§ TASK DESCRIPTION: Return the records that follow, matching each one exactly.

§ EXCERPTED DATA:
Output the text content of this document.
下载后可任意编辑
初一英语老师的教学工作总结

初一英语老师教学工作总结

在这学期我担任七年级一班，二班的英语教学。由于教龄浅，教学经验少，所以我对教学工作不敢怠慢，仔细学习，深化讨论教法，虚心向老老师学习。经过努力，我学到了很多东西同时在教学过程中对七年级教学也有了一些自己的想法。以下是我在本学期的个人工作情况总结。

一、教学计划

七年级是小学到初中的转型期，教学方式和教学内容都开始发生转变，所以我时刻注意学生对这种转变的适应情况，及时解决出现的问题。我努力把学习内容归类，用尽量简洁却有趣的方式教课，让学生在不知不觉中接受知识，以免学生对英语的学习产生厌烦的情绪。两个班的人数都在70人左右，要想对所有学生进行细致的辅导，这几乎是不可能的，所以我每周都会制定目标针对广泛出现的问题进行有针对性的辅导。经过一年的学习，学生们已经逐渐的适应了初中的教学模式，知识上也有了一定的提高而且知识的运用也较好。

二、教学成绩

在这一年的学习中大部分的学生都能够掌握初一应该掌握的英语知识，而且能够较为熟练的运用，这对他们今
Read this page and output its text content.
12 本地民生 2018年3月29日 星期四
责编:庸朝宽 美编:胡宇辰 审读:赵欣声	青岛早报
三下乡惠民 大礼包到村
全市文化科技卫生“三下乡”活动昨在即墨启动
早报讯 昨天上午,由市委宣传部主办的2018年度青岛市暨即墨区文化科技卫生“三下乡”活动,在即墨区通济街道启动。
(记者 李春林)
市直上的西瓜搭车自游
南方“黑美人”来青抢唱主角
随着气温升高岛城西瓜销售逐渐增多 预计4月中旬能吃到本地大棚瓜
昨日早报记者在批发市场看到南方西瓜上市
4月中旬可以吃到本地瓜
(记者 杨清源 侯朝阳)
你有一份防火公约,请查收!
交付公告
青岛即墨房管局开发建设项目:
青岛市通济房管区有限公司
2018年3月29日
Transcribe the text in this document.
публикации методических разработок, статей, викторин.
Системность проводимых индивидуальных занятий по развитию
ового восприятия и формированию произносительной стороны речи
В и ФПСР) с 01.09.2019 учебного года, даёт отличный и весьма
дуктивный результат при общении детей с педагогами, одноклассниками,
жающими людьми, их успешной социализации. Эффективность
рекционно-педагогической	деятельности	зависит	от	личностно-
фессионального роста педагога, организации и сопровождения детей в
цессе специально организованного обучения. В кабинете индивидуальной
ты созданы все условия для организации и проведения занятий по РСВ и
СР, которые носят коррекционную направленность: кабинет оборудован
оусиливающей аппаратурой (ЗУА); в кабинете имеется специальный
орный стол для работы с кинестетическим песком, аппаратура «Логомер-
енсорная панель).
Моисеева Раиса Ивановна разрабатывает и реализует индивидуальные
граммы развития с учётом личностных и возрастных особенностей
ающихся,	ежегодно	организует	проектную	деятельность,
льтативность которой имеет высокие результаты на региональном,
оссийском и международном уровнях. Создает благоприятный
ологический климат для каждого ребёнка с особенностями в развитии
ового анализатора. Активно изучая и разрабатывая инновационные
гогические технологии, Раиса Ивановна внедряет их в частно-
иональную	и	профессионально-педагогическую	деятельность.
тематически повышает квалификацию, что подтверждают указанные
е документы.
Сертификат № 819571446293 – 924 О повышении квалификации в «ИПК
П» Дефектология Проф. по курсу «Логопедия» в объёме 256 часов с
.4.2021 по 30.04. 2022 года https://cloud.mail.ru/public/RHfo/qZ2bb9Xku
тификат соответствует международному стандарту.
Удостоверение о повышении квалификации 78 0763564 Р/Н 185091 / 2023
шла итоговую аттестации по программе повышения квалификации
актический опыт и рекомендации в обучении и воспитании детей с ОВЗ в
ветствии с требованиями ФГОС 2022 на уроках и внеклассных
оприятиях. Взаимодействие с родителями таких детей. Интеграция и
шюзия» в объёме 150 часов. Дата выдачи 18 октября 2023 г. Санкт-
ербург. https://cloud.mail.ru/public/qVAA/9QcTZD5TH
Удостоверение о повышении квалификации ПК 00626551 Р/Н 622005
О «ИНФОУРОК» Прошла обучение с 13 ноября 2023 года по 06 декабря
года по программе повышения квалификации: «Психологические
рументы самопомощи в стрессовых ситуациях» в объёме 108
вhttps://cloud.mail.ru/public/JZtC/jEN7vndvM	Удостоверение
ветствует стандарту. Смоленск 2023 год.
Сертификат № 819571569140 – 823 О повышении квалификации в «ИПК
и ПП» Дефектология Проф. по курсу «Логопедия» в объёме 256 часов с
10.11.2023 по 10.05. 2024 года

§ REPLY:
Output the text content of this document.
下载后可任意编辑
初一英语老师的教学工作总结

初一英语老师教学工作总结

在这学期我担任七年级一班，二班的英语教学。由于教龄浅，教学经验少，所以我对教学工作不敢怠慢，仔细学习，深化讨论教法，虚心向老老师学习。经过努力，我学到了很多东西同时在教学过程中对七年级教学也有了一些自己的想法。以下是我在本学期的个人工作情况总结。

一、教学计划

七年级是小学到初中的转型期，教学方式和教学内容都开始发生转变，所以我时刻注意学生对这种转变的适应情况，及时解决出现的问题。我努力把学习内容归类，用尽量简洁却有趣的方式教课，让学生在不知不觉中接受知识，以免学生对英语的学习产生厌烦的情绪。两个班的人数都在70人左右，要想对所有学生进行细致的辅导，这几乎是不可能的，所以我每周都会制定目标针对广泛出现的问题进行有针对性的辅导。经过一年的学习，学生们已经逐渐的适应了初中的教学模式，知识上也有了一定的提高而且知识的运用也较好。

二、教学成绩

在这一年的学习中大部分的学生都能够掌握初一应该掌握的英语知识，而且能够较为熟练的运用，这对他们今
Read this page and output its text content.
12 本地民生 2018年3月29日 星期四
责编:庸朝宽 美编:胡宇辰 审读:赵欣声	青岛早报
三下乡惠民 大礼包到村
全市文化科技卫生“三下乡”活动昨在即墨启动
早报讯 昨天上午,由市委宣传部主办的2018年度青岛市暨即墨区文化科技卫生“三下乡”活动,在即墨区通济街道启动。
(记者 李春林)
市直上的西瓜搭车自游
南方“黑美人”来青抢唱主角
随着气温升高岛城西瓜销售逐渐增多 预计4月中旬能吃到本地大棚瓜
昨日早报记者在批发市场看到南方西瓜上市
4月中旬可以吃到本地瓜
(记者 杨清源 侯朝阳)
你有一份防火公约,请查收!
交付公告
青岛即墨房管局开发建设项目:
青岛市通济房管区有限公司
2018年3月29日
Transcribe the text in this document.
публикации методических разработок, статей, викторин.
Системность проводимых индивидуальных занятий по развитию
ового восприятия и формированию произносительной стороны речи
В и ФПСР) с 01.09.2019 учебного года, даёт отличный и весьма
дуктивный результат при общении детей с педагогами, одноклассниками,
жающими людьми, их успешной социализации. Эффективность
рекционно-педагогической	деятельности	зависит	от	личностно-
фессионального роста педагога, организации и сопровождения детей в
цессе специально организованного обучения. В кабинете индивидуальной
ты созданы все условия для организации и проведения занятий по РСВ и
СР, которые носят коррекционную направленность: кабинет оборудован
оусиливающей аппаратурой (ЗУА); в кабинете имеется специальный
орный стол для работы с кинестетическим песком, аппаратура «Логомер-
енсорная панель).
Моисеева Раиса Ивановна разрабатывает и реализует индивидуальные
граммы развития с учётом личностных и возрастных особенностей
ающихся,	ежегодно	организует	проектную	деятельность,
льтативность которой имеет высокие результаты на региональном,
оссийском и международном уровнях. Создает благоприятный
ологический климат для каждого ребёнка с особенностями в развитии
ового анализатора. Активно изучая и разрабатывая инновационные
гогические технологии, Раиса Ивановна внедряет их в частно-
иональную	и	профессионально-педагогическую	деятельность.
тематически повышает квалификацию, что подтверждают указанные
е документы.
Сертификат № 819571446293 – 924 О повышении квалификации в «ИПК
П» Дефектология Проф. по курсу «Логопедия» в объёме 256 часов с
.4.2021 по 30.04. 2022 года https://cloud.mail.ru/public/RHfo/qZ2bb9Xku
тификат соответствует международному стандарту.
Удостоверение о повышении квалификации 78 0763564 Р/Н 185091 / 2023
шла итоговую аттестации по программе повышения квалификации
актический опыт и рекомендации в обучении и воспитании детей с ОВЗ в
ветствии с требованиями ФГОС 2022 на уроках и внеклассных
оприятиях. Взаимодействие с родителями таких детей. Интеграция и
шюзия» в объёме 150 часов. Дата выдачи 18 октября 2023 г. Санкт-
ербург. https://cloud.mail.ru/public/qVAA/9QcTZD5TH
Удостоверение о повышении квалификации ПК 00626551 Р/Н 622005
О «ИНФОУРОК» Прошла обучение с 13 ноября 2023 года по 06 декабря
года по программе повышения квалификации: «Психологические
рументы самопомощи в стрессовых ситуациях» в объёме 108
вhttps://cloud.mail.ru/public/JZtC/jEN7vndvM	Удостоверение
ветствует стандарту. Смоленск 2023 год.
Сертификат № 819571569140 – 823 О повышении квалификации в «ИПК
и ПП» Дефектология Проф. по курсу «Логопедия» в объёме 256 часов с
10.11.2023 по 10.05. 2024 года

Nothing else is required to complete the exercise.